== Supplied text ==
Later on, I began to notice that a few other Goths were mentioning Monster High Dolls on their blogs, and they all thought they were the coolest things ever and wanted to buy one. I don't have any problems at all with the last bit- you can't object to an adult buying something to stick on the windowsill, but the former... I don't get it. Does nobody else see that there's something a little bit screwed up in society if dolls who exist solely to look sexy are being sold to six year olds?

Another example. The overuse of models. I surely can't be the only person who thinks professionally developed images featuring equally professional models are used to represent Goth too much, and is slightly worried that this is setting up a beauty standard? I mean, I don't object to people using models where it's appropriate, but a lot of the time they use them where they could just as easily have used... anyone. An elaborately dressed and perfectly airbrushed model. A plain Casual goth in jeans and a T-shirt. A bearded forty year old man. A fourteen year old girl who hasn't quite got the makeup down yet. All these people. A big group of people of various shapes and sizes, some elaborately dressed, some not. Some with perfect hair and makeup, some with no makeup or untidy hair. Some fat, some thin, some short, some tall... I suppose what I'm basically saying here is that I wish a much wider cross-section of the subculture was used on blogs and in videos. By using just the 'perfect people' in everything, whether it's necessary or not, you risk setting up a beauty standard that is difficult or impossible for many people to attain, and if that happens there's likely to be people, particularly younger people, being made to feel as though the way they look isn't good enough, or that they're letting the side down or failing miserably because they can't get their lipstick to go right. And that's a trap I'd quite like the Goth subculture to not fall into.

== Listing ==
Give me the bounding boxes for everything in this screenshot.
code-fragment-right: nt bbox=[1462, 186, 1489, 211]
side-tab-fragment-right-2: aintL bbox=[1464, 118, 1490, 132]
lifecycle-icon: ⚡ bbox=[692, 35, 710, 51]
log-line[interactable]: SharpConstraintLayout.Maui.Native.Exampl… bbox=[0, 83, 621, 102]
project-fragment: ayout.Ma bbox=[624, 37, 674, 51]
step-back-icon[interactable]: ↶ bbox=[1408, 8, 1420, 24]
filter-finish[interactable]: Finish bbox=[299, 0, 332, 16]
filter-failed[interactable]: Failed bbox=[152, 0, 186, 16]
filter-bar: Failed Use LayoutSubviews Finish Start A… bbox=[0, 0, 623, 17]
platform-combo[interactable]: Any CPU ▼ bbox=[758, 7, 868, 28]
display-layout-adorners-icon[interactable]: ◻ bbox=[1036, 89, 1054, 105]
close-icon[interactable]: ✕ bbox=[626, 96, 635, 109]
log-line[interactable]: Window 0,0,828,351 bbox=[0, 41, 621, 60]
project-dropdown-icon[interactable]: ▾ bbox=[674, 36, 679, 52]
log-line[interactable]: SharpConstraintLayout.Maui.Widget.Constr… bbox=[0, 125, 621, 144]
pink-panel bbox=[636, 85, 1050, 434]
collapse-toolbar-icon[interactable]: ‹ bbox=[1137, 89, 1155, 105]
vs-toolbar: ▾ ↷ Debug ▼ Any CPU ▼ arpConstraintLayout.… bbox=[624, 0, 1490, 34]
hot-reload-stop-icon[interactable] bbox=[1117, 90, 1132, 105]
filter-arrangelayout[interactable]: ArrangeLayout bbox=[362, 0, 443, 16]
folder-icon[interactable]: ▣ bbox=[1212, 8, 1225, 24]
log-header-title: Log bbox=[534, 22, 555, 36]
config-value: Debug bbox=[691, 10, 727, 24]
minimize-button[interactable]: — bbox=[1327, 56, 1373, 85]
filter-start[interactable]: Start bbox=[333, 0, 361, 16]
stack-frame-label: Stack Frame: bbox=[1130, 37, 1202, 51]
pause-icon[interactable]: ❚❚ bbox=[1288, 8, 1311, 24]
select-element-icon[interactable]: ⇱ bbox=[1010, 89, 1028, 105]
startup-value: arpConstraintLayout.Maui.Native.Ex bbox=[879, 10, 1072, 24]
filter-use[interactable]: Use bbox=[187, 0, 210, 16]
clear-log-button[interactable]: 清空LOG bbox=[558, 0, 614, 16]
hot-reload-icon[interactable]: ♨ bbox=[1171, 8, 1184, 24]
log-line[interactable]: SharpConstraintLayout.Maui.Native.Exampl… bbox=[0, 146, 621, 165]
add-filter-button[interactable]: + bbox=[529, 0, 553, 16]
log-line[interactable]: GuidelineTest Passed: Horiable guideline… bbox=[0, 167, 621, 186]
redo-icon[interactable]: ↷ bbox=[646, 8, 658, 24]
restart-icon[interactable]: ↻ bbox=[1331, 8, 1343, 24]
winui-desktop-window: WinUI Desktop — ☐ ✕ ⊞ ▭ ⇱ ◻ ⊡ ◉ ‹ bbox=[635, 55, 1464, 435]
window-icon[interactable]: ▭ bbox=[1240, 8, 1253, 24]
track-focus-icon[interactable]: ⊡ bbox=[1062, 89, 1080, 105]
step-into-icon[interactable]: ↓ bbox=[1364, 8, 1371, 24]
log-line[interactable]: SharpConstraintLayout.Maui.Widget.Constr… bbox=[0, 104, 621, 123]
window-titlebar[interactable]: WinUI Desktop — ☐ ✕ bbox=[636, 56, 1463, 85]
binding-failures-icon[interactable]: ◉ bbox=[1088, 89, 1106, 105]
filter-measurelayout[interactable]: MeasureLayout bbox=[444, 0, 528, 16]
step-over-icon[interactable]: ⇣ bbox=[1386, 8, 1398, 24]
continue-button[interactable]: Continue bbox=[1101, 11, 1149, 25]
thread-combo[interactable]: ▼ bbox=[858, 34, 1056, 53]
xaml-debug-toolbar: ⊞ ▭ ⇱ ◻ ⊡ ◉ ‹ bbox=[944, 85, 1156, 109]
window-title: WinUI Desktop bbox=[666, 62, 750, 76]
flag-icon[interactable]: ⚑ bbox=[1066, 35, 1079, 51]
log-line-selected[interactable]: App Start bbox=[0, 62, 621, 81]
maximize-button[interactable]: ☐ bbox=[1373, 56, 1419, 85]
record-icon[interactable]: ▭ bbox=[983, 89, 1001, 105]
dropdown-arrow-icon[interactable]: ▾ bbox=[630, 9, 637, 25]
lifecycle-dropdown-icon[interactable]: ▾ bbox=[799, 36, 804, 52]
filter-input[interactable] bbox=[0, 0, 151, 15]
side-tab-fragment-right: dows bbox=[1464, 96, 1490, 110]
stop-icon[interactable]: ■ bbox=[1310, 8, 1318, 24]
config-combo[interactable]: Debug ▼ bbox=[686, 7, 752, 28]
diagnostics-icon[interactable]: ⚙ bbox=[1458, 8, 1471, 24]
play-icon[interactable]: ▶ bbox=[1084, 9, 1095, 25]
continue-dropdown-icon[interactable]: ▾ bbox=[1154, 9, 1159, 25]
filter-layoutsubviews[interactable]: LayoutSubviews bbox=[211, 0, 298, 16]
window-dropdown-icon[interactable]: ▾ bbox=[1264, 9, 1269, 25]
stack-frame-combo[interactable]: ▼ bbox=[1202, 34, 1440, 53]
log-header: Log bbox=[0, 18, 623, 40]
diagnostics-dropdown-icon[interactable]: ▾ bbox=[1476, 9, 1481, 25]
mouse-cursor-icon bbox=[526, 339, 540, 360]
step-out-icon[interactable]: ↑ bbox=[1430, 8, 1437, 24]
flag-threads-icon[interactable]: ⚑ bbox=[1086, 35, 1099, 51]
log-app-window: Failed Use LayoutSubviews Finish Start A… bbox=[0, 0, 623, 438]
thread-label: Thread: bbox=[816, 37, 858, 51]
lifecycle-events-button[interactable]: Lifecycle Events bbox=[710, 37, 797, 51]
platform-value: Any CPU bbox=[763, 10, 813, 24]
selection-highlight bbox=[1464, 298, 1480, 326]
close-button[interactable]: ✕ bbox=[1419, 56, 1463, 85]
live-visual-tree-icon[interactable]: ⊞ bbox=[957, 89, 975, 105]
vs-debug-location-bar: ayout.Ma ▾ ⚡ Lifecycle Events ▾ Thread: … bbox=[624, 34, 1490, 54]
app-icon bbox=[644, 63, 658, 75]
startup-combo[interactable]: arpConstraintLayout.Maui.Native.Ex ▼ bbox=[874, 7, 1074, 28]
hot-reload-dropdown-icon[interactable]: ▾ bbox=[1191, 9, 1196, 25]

== What is asked ==
• 1. Explain why the writer of the passage on Goth beauty standards wants blogs and videos to show a much wider cross-section of the subculture. Answer in one to three sentences.
• 2. Write a continuation of the passage on Goth beauty standards, starting right after its final sentence.
The entries play no part in what is asked here.

== The replies ==
• 1. The writer worries that using only "perfect people" everywhere risks setting up a beauty standard that many people find difficult or impossible to reach. If that happens, people, especially younger ones, may feel that their looks aren't good enough, or that they are letting the side down or failing because they can't get their lipstick right.

• 2.
Good thing 2: The fun of it.


There's a reason I eventually caved in and self-identified as Goth. I love the music, for a start. I love Bauhaus. I love the Cure. I love the Cruxshadows more and more every day. I have what it takes to love Sopor Aeturnus and her lyrical weirdness, to the stage where I have, in the past, got Feralia Genitalia stuck in my head and worried I'd end up wandering around college singing under my breath about my genitals falling off.

I love doing DIY jobs on my clothes. Slashing an old T-shirt to bits, changing buttons, adding chains, making kitschy jewellery out of craft shop compartments or bits of stationery. I'm a womble these days. I pick things up in shops of all sorts, markets, the kitchen drawer, and wonder what I can do with them. I even caught myself looking at a bit of synthetic hair that had fallen out of my friend's Lady Gaga wig and wondering if I could make use of it (I couldn't, surprisingly enough :p).

I love the clothes.

I love things that tend to get written off as scary or strange. I love weird things mainly because they're weird. Hell, I found myself looking at Malice Mizer with flying saucer eyes the first time I came across them age fourteen, because I hadn't seen anything like them before, and I loved that.

Some people say Goth is a mindset, others don't, I'm personally on the fence. However, when I hear people define 'the Goth mindset', I can often relate to it very well. Seeing good things where others don't. Being introspective and interested in psychological matters. Being creative. Having at least a slight pretentious streak (although I do try to keep her quiet and out of bother).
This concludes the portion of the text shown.